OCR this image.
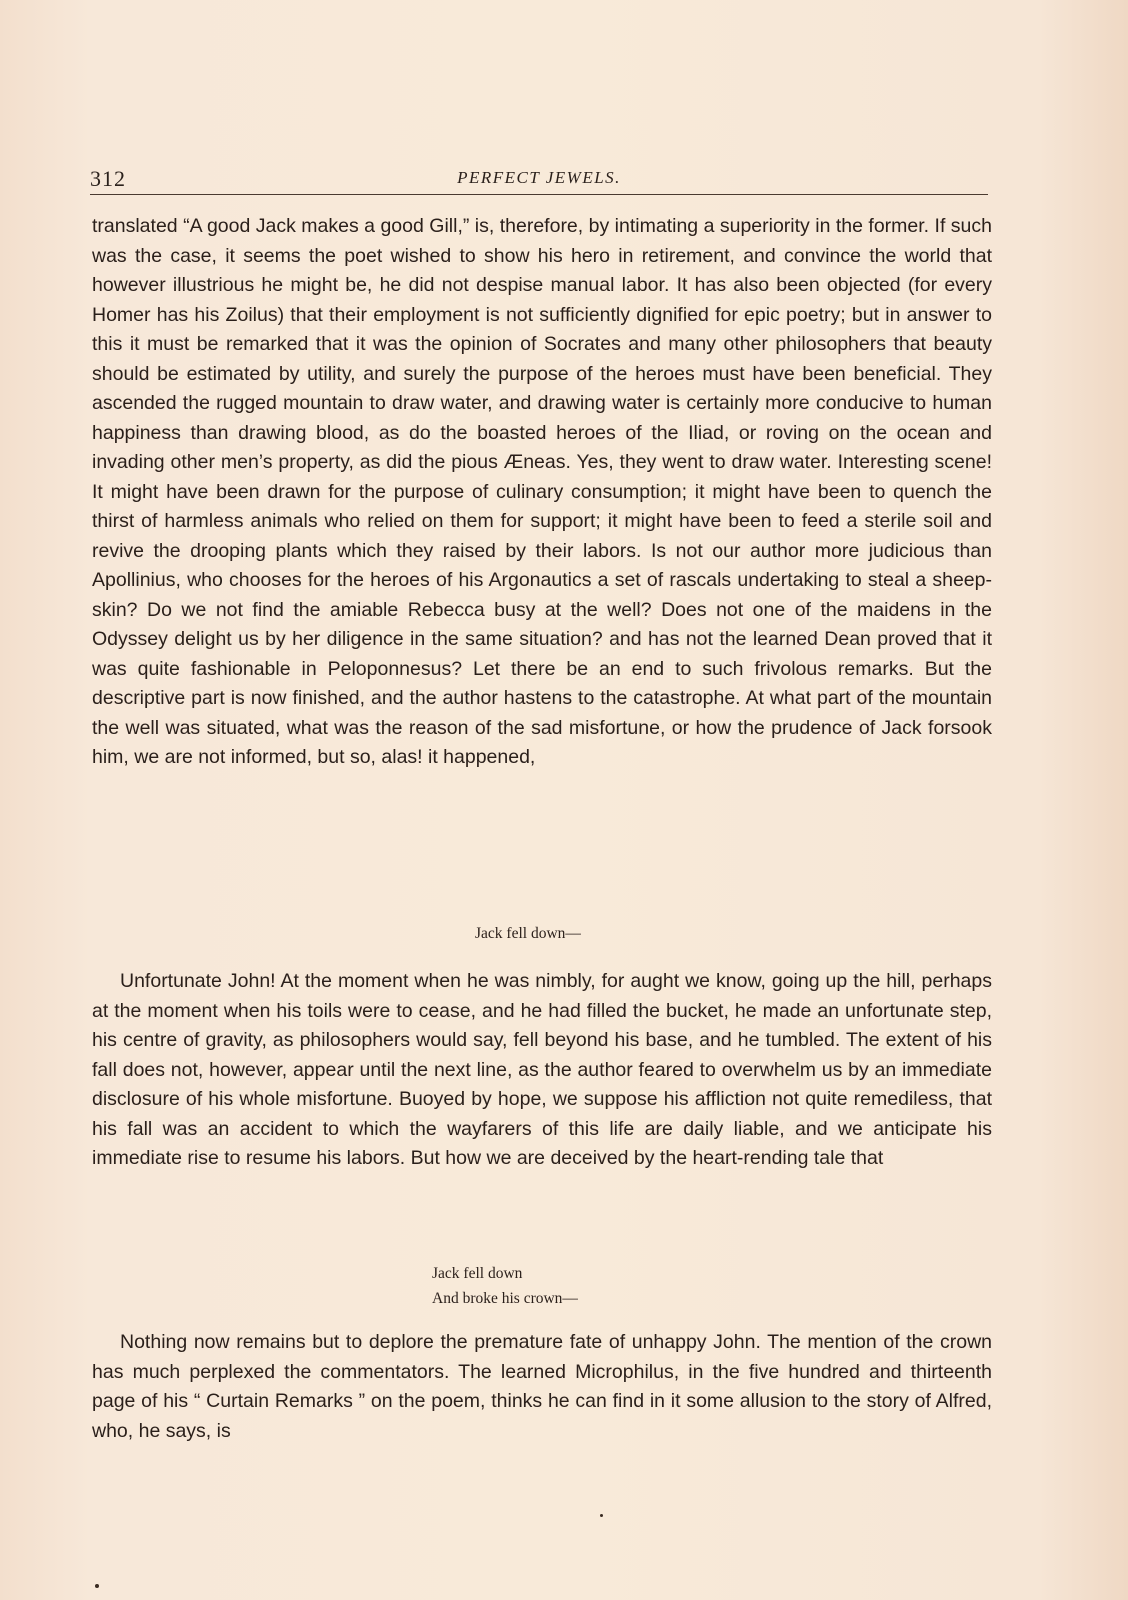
312	PERFECT JEWELS.
translated “A good Jack makes a good Gill,” is, therefore, by intimating a superiority in the former. If such was the case, it seems the poet wished to show his hero in retirement, and convince the world that however illustrious he might be, he did not despise manual labor. It has also been objected (for every Homer has his Zoilus) that their employment is not sufficiently dignified for epic poetry; but in answer to this it must be remarked that it was the opinion of Socrates and many other philosophers that beauty should be estimated by utility, and surely the purpose of the heroes must have been beneficial. They ascended the rugged mountain to draw water, and drawing water is certainly more conducive to human happiness than drawing blood, as do the boasted heroes of the Iliad, or roving on the ocean and invading other men’s property, as did the pious Æneas. Yes, they went to draw water. Interesting scene! It might have been drawn for the purpose of culinary consumption; it might have been to quench the thirst of harmless animals who relied on them for support; it might have been to feed a sterile soil and revive the drooping plants which they raised by their labors. Is not our author more judicious than Apollinius, who chooses for the heroes of his Argonautics a set of rascals undertaking to steal a sheep-skin? Do we not find the amiable Rebecca busy at the well? Does not one of the maidens in the Odyssey delight us by her diligence in the same situation? and has not the learned Dean proved that it was quite fashionable in Peloponnesus? Let there be an end to such frivolous remarks. But the descriptive part is now finished, and the author hastens to the catastrophe. At what part of the mountain the well was situated, what was the reason of the sad misfortune, or how the prudence of Jack forsook him, we are not informed, but so, alas! it happened,
Jack fell down—
Unfortunate John! At the moment when he was nimbly, for aught we know, going up the hill, perhaps at the moment when his toils were to cease, and he had filled the bucket, he made an unfortunate step, his centre of gravity, as philosophers would say, fell beyond his base, and he tumbled. The extent of his fall does not, however, appear until the next line, as the author feared to overwhelm us by an immediate disclosure of his whole misfortune. Buoyed by hope, we suppose his affliction not quite remediless, that his fall was an accident to which the wayfarers of this life are daily liable, and we anticipate his immediate rise to resume his labors. But how we are deceived by the heart-rending tale that
Jack fell down
And broke his crown—
Nothing now remains but to deplore the premature fate of unhappy John. The mention of the crown has much perplexed the commentators. The learned Microphilus, in the five hundred and thirteenth page of his “ Curtain Remarks ” on the poem, thinks he can find in it some allusion to the story of Alfred, who, he says, is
_ _ _ _ _ _ _
▸ **WHAT NEEDS TO BE DONE**
Give an exact reproduction of every line, leaving out any picture.

▸ **RESULT**
OCR this image.
312	PERFECT JEWELS.
translated “A good Jack makes a good Gill,” is, therefore, by intimating a superiority in the former. If such was the case, it seems the poet wished to show his hero in retirement, and convince the world that however illustrious he might be, he did not despise manual labor. It has also been objected (for every Homer has his Zoilus) that their employment is not sufficiently dignified for epic poetry; but in answer to this it must be remarked that it was the opinion of Socrates and many other philosophers that beauty should be estimated by utility, and surely the purpose of the heroes must have been beneficial. They ascended the rugged mountain to draw water, and drawing water is certainly more conducive to human happiness than drawing blood, as do the boasted heroes of the Iliad, or roving on the ocean and invading other men’s property, as did the pious Æneas. Yes, they went to draw water. Interesting scene! It might have been drawn for the purpose of culinary consumption; it might have been to quench the thirst of harmless animals who relied on them for support; it might have been to feed a sterile soil and revive the drooping plants which they raised by their labors. Is not our author more judicious than Apollinius, who chooses for the heroes of his Argonautics a set of rascals undertaking to steal a sheep-skin? Do we not find the amiable Rebecca busy at the well? Does not one of the maidens in the Odyssey delight us by her diligence in the same situation? and has not the learned Dean proved that it was quite fashionable in Peloponnesus? Let there be an end to such frivolous remarks. But the descriptive part is now finished, and the author hastens to the catastrophe. At what part of the mountain the well was situated, what was the reason of the sad misfortune, or how the prudence of Jack forsook him, we are not informed, but so, alas! it happened,
Jack fell down—
Unfortunate John! At the moment when he was nimbly, for aught we know, going up the hill, perhaps at the moment when his toils were to cease, and he had filled the bucket, he made an unfortunate step, his centre of gravity, as philosophers would say, fell beyond his base, and he tumbled. The extent of his fall does not, however, appear until the next line, as the author feared to overwhelm us by an immediate disclosure of his whole misfortune. Buoyed by hope, we suppose his affliction not quite remediless, that his fall was an accident to which the wayfarers of this life are daily liable, and we anticipate his immediate rise to resume his labors. But how we are deceived by the heart-rending tale that
Jack fell down
And broke his crown—
Nothing now remains but to deplore the premature fate of unhappy John. The mention of the crown has much perplexed the commentators. The learned Microphilus, in the five hundred and thirteenth page of his “ Curtain Remarks ” on the poem, thinks he can find in it some allusion to the story of Alfred, who, he says, is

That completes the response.